◆ Request
Set down the material below word for word, excluding the pictures.

◆ Stored records
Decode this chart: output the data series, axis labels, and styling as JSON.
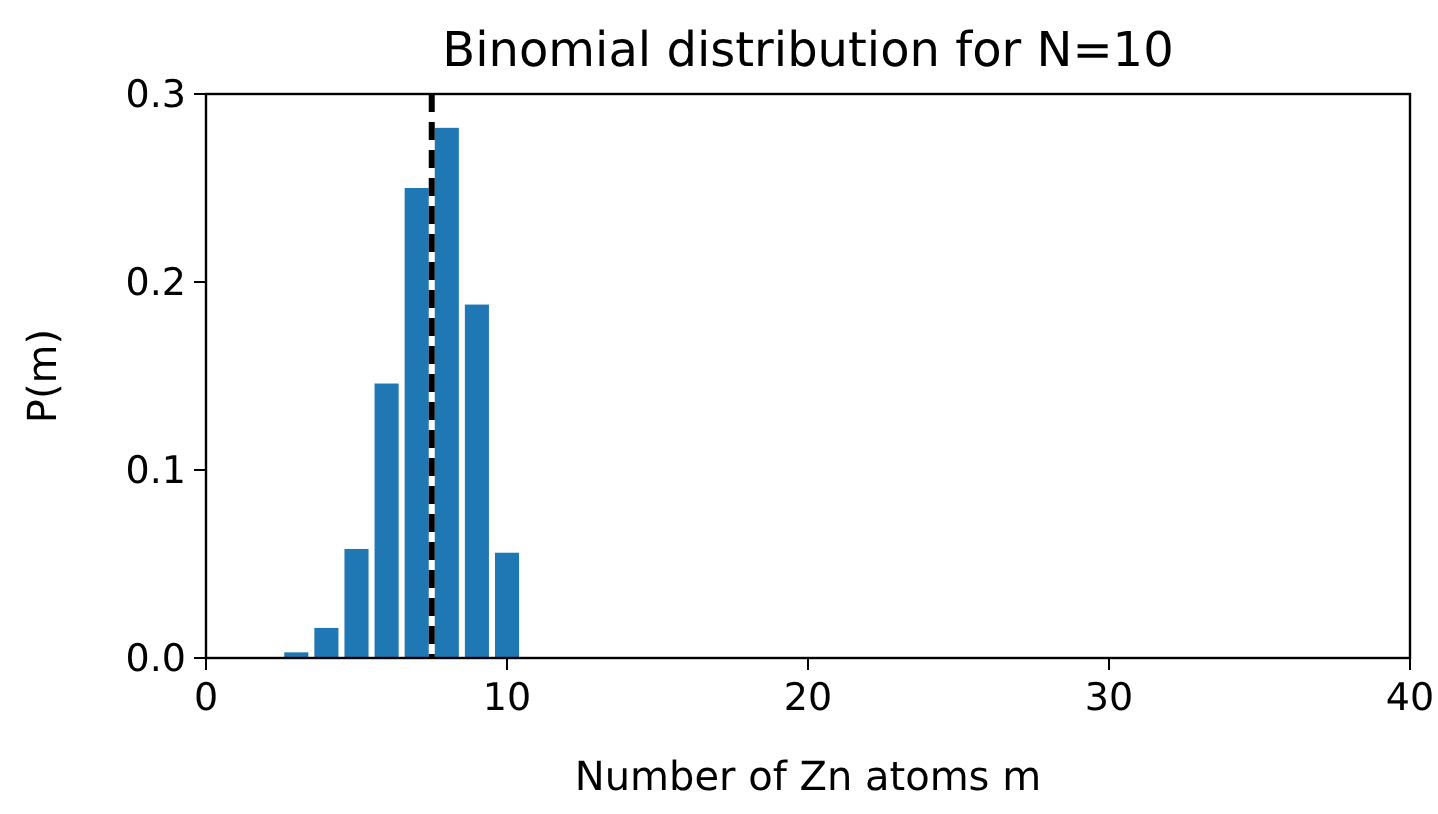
{
  "chart_data": {
    "type": "bar",
    "title": "Binomial distribution for N=10",
    "xlabel": "Number of Zn atoms m",
    "ylabel": "P(m)",
    "x": [
      3,
      4,
      5,
      6,
      7,
      8,
      9,
      10
    ],
    "series": [
      {
        "color": "#1f77b4",
        "values": [
          0.003,
          0.016,
          0.058,
          0.146,
          0.25,
          0.282,
          0.188,
          0.056
        ]
      }
    ],
    "xlim": [
      0,
      40
    ],
    "xticks": [
      0,
      10,
      20,
      30,
      40
    ],
    "ylim": [
      0,
      0.3
    ],
    "yticks": [
      {
        "value": 0,
        "label": "0.0"
      },
      {
        "value": 0.1,
        "label": "0.1"
      },
      {
        "value": 0.2,
        "label": "0.2"
      },
      {
        "value": 0.3,
        "label": "0.3"
      }
    ],
    "ref_lines": [
      {
        "axis": "x",
        "value": 7.5,
        "color": "#000000",
        "line_style": "dashed"
      }
    ],
    "grid": false
  }
}
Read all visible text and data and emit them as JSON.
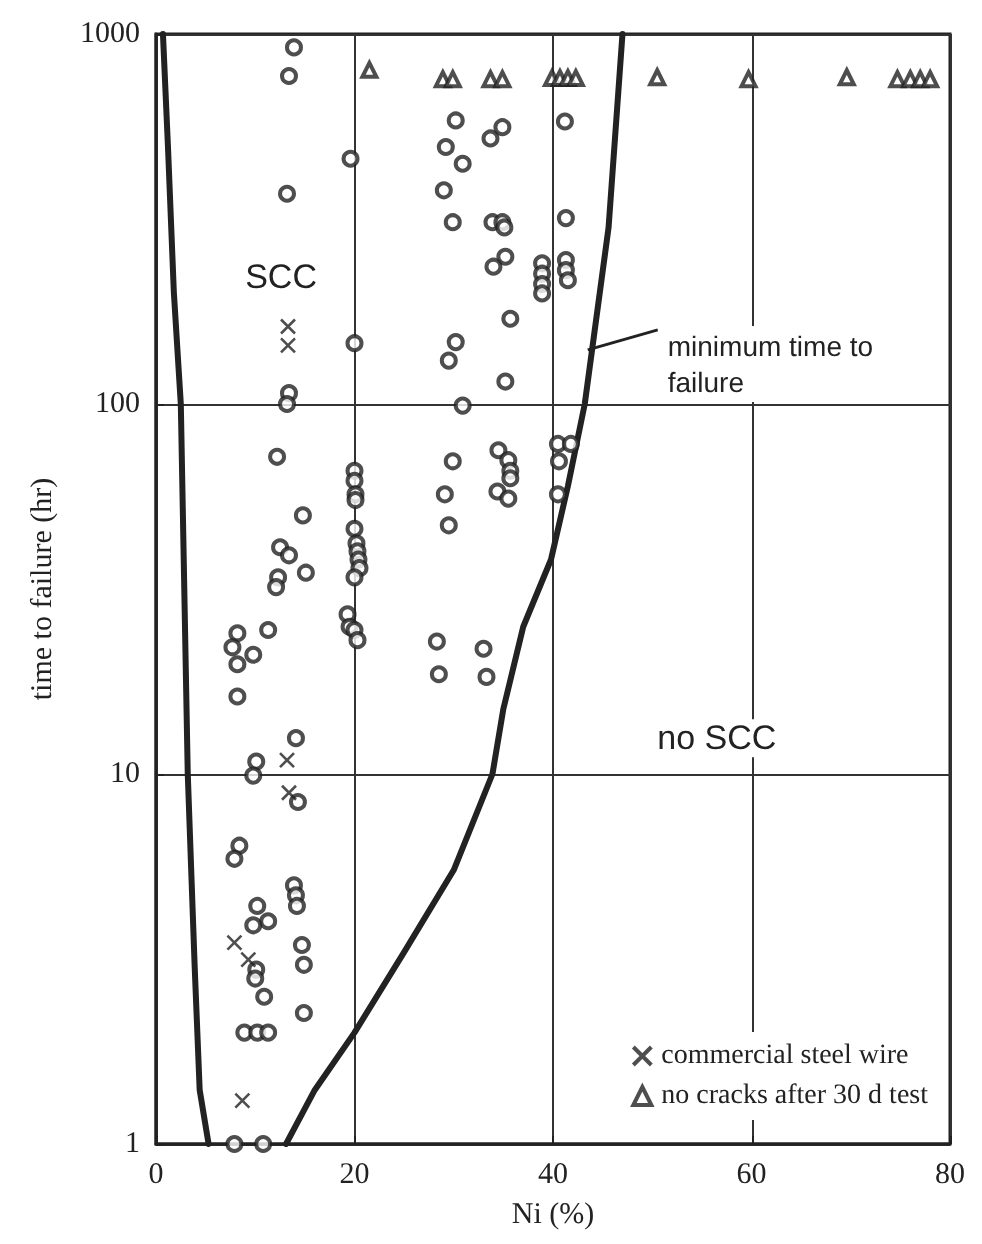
{
  "chart_data": {
    "type": "scatter",
    "xlabel": "Ni (%)",
    "ylabel": "time to failure (hr)",
    "xlim": [
      0,
      80
    ],
    "xticks": [
      0,
      20,
      40,
      60,
      80
    ],
    "ylim": [
      1,
      1000
    ],
    "yticks": [
      1,
      10,
      100,
      1000
    ],
    "log": "y",
    "grid": true,
    "legend": "bottom right",
    "annotations": [
      "SCC",
      "no SCC"
    ],
    "series": [
      {
        "color": "#222222",
        "marker": "circle",
        "x": [
          13.9,
          13.4,
          13.2,
          13.4,
          13.2,
          12.2,
          14.8,
          12.5,
          13.4,
          15.1,
          12.3,
          12.1,
          19.6,
          20,
          20,
          20,
          20.1,
          20.1,
          20,
          20.2,
          20.3,
          20.4,
          20.5,
          20,
          19.3,
          19.5,
          20,
          20.3,
          30.2,
          29.2,
          30.9,
          29,
          29.9,
          30.2,
          29.5,
          30.9,
          29.9,
          29.1,
          29.5,
          28.3,
          28.5,
          34.9,
          33.7,
          33.9,
          34.9,
          35.1,
          35.2,
          34,
          35.7,
          35.2,
          34.5,
          35.5,
          35.7,
          35.7,
          34.4,
          35.5,
          33,
          33.3,
          38.9,
          38.9,
          38.9,
          38.9,
          41.2,
          41.3,
          41.3,
          41.3,
          41.5,
          40.5,
          41.8,
          40.6,
          40.5,
          8.2,
          7.7,
          9.8,
          8.2,
          11.3,
          8.2,
          14.1,
          10.1,
          9.8,
          14.3,
          8.4,
          7.9,
          13.9,
          14.1,
          14.2,
          10.2,
          11.3,
          9.8,
          10.1,
          10.9,
          10,
          14.7,
          14.9,
          14.9,
          8.9,
          10.2,
          11.3,
          7.9,
          10.8
        ],
        "values": [
          920,
          770,
          370,
          107,
          100,
          72,
          50,
          41,
          39,
          35,
          34,
          32,
          460,
          146,
          66,
          62,
          57,
          55,
          46,
          42,
          40,
          38,
          36,
          34,
          27,
          25,
          24.5,
          23,
          584,
          495,
          446,
          378,
          310,
          147,
          131,
          99,
          70,
          57,
          47,
          22.8,
          18.6,
          560,
          522,
          310,
          310,
          300,
          250,
          235,
          170,
          115,
          75,
          70.5,
          66,
          63,
          58,
          55.5,
          21.8,
          18.3,
          240,
          225,
          211,
          199,
          580,
          318,
          245,
          230,
          216,
          78,
          78,
          70,
          57,
          24,
          22,
          21,
          19.8,
          24.5,
          16.2,
          12.5,
          10.8,
          9.9,
          8.4,
          6.4,
          5.9,
          5,
          4.7,
          4.4,
          4.4,
          4,
          3.9,
          2.96,
          2.5,
          2.8,
          3.45,
          3.05,
          2.26,
          2,
          2,
          2,
          1,
          1
        ]
      },
      {
        "name": "commercial steel wire",
        "color": "#222222",
        "marker": "cross",
        "x": [
          13.3,
          13.3,
          13.2,
          13.4,
          7.9,
          9.3,
          8.7
        ],
        "values": [
          162,
          144,
          10.9,
          8.9,
          3.5,
          3.15,
          1.31
        ]
      },
      {
        "name": "no cracks after 30 d test",
        "color": "#222222",
        "marker": "triangle",
        "x": [
          21.5,
          28.9,
          29.9,
          33.7,
          34.9,
          39.9,
          40.7,
          41.5,
          42.3,
          50.5,
          59.7,
          69.6,
          74.7,
          76,
          77,
          78
        ],
        "values": [
          800,
          755,
          755,
          755,
          755,
          760,
          760,
          760,
          760,
          764,
          755,
          764,
          755,
          755,
          755,
          755
        ]
      },
      {
        "name": "minimum time to failure",
        "type": "line",
        "color": "#222222",
        "marker": "none",
        "line_style": "solid",
        "x": [
          0.7,
          1.2,
          1.8,
          2.5,
          3.2,
          3.9,
          4.4,
          5.3,
          9,
          13.1,
          16,
          20,
          25,
          30,
          33.9,
          35,
          37,
          39.8,
          41.5,
          43.2,
          45.6,
          47
        ],
        "values": [
          1000,
          500,
          200,
          100,
          10,
          3,
          1.4,
          1,
          null,
          1,
          1.4,
          2,
          3.3,
          5.5,
          10,
          15,
          25,
          38,
          60,
          100,
          300,
          1000
        ]
      }
    ]
  }
}
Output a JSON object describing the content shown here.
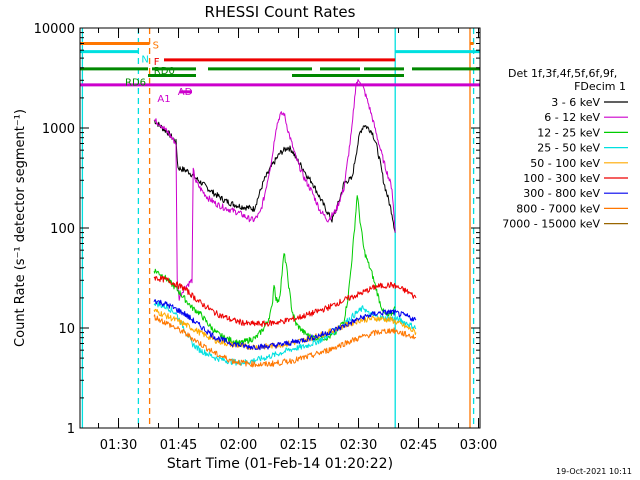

◆ Result
Decode this chart: output the data series, axis labels, and styling as JSON.
{
  "chart_data": {
    "type": "bar",
    "title": "Binomial distribution for N=10",
    "xlabel": "Number of Zn atoms m",
    "ylabel": "P(m)",
    "x": [
      3,
      4,
      5,
      6,
      7,
      8,
      9,
      10
    ],
    "series": [
      {
        "color": "#1f77b4",
        "values": [
          0.003,
          0.016,
          0.058,
          0.146,
          0.25,
          0.282,
          0.188,
          0.056
        ]
      }
    ],
    "xlim": [
      0,
      40
    ],
    "xticks": [
      0,
      10,
      20,
      30,
      40
    ],
    "ylim": [
      0,
      0.3
    ],
    "yticks": [
      {
        "value": 0,
        "label": "0.0"
      },
      {
        "value": 0.1,
        "label": "0.1"
      },
      {
        "value": 0.2,
        "label": "0.2"
      },
      {
        "value": 0.3,
        "label": "0.3"
      }
    ],
    "ref_lines": [
      {
        "axis": "x",
        "value": 7.5,
        "color": "#000000",
        "line_style": "dashed"
      }
    ],
    "grid": false
  }
}
Read all visible text and data and emit them as JSON.
{
  "chart_data": {
    "type": "scatter",
    "xlabel": "Ni (%)",
    "ylabel": "time to failure (hr)",
    "xlim": [
      0,
      80
    ],
    "xticks": [
      0,
      20,
      40,
      60,
      80
    ],
    "ylim": [
      1,
      1000
    ],
    "yticks": [
      1,
      10,
      100,
      1000
    ],
    "log": "y",
    "grid": true,
    "legend": "bottom right",
    "annotations": [
      "SCC",
      "no SCC"
    ],
    "series": [
      {
        "color": "#222222",
        "marker": "circle",
        "x": [
          13.9,
          13.4,
          13.2,
          13.4,
          13.2,
          12.2,
          14.8,
          12.5,
          13.4,
          15.1,
          12.3,
          12.1,
          19.6,
          20,
          20,
          20,
          20.1,
          20.1,
          20,
          20.2,
          20.3,
          20.4,
          20.5,
          20,
          19.3,
          19.5,
          20,
          20.3,
          30.2,
          29.2,
          30.9,
          29,
          29.9,
          30.2,
          29.5,
          30.9,
          29.9,
          29.1,
          29.5,
          28.3,
          28.5,
          34.9,
          33.7,
          33.9,
          34.9,
          35.1,
          35.2,
          34,
          35.7,
          35.2,
          34.5,
          35.5,
          35.7,
          35.7,
          34.4,
          35.5,
          33,
          33.3,
          38.9,
          38.9,
          38.9,
          38.9,
          41.2,
          41.3,
          41.3,
          41.3,
          41.5,
          40.5,
          41.8,
          40.6,
          40.5,
          8.2,
          7.7,
          9.8,
          8.2,
          11.3,
          8.2,
          14.1,
          10.1,
          9.8,
          14.3,
          8.4,
          7.9,
          13.9,
          14.1,
          14.2,
          10.2,
          11.3,
          9.8,
          10.1,
          10.9,
          10,
          14.7,
          14.9,
          14.9,
          8.9,
          10.2,
          11.3,
          7.9,
          10.8
        ],
        "values": [
          920,
          770,
          370,
          107,
          100,
          72,
          50,
          41,
          39,
          35,
          34,
          32,
          460,
          146,
          66,
          62,
          57,
          55,
          46,
          42,
          40,
          38,
          36,
          34,
          27,
          25,
          24.5,
          23,
          584,
          495,
          446,
          378,
          310,
          147,
          131,
          99,
          70,
          57,
          47,
          22.8,
          18.6,
          560,
          522,
          310,
          310,
          300,
          250,
          235,
          170,
          115,
          75,
          70.5,
          66,
          63,
          58,
          55.5,
          21.8,
          18.3,
          240,
          225,
          211,
          199,
          580,
          318,
          245,
          230,
          216,
          78,
          78,
          70,
          57,
          24,
          22,
          21,
          19.8,
          24.5,
          16.2,
          12.5,
          10.8,
          9.9,
          8.4,
          6.4,
          5.9,
          5,
          4.7,
          4.4,
          4.4,
          4,
          3.9,
          2.96,
          2.5,
          2.8,
          3.45,
          3.05,
          2.26,
          2,
          2,
          2,
          1,
          1
        ]
      },
      {
        "name": "commercial steel wire",
        "color": "#222222",
        "marker": "cross",
        "x": [
          13.3,
          13.3,
          13.2,
          13.4,
          7.9,
          9.3,
          8.7
        ],
        "values": [
          162,
          144,
          10.9,
          8.9,
          3.5,
          3.15,
          1.31
        ]
      },
      {
        "name": "no cracks after 30 d test",
        "color": "#222222",
        "marker": "triangle",
        "x": [
          21.5,
          28.9,
          29.9,
          33.7,
          34.9,
          39.9,
          40.7,
          41.5,
          42.3,
          50.5,
          59.7,
          69.6,
          74.7,
          76,
          77,
          78
        ],
        "values": [
          800,
          755,
          755,
          755,
          755,
          760,
          760,
          760,
          760,
          764,
          755,
          764,
          755,
          755,
          755,
          755
        ]
      },
      {
        "name": "minimum time to failure",
        "type": "line",
        "color": "#222222",
        "marker": "none",
        "line_style": "solid",
        "x": [
          0.7,
          1.2,
          1.8,
          2.5,
          3.2,
          3.9,
          4.4,
          5.3,
          9,
          13.1,
          16,
          20,
          25,
          30,
          33.9,
          35,
          37,
          39.8,
          41.5,
          43.2,
          45.6,
          47
        ],
        "values": [
          1000,
          500,
          200,
          100,
          10,
          3,
          1.4,
          1,
          null,
          1,
          1.4,
          2,
          3.3,
          5.5,
          10,
          15,
          25,
          38,
          60,
          100,
          300,
          1000
        ]
      }
    ]
  }
}
Output a JSON object describing the content shown here.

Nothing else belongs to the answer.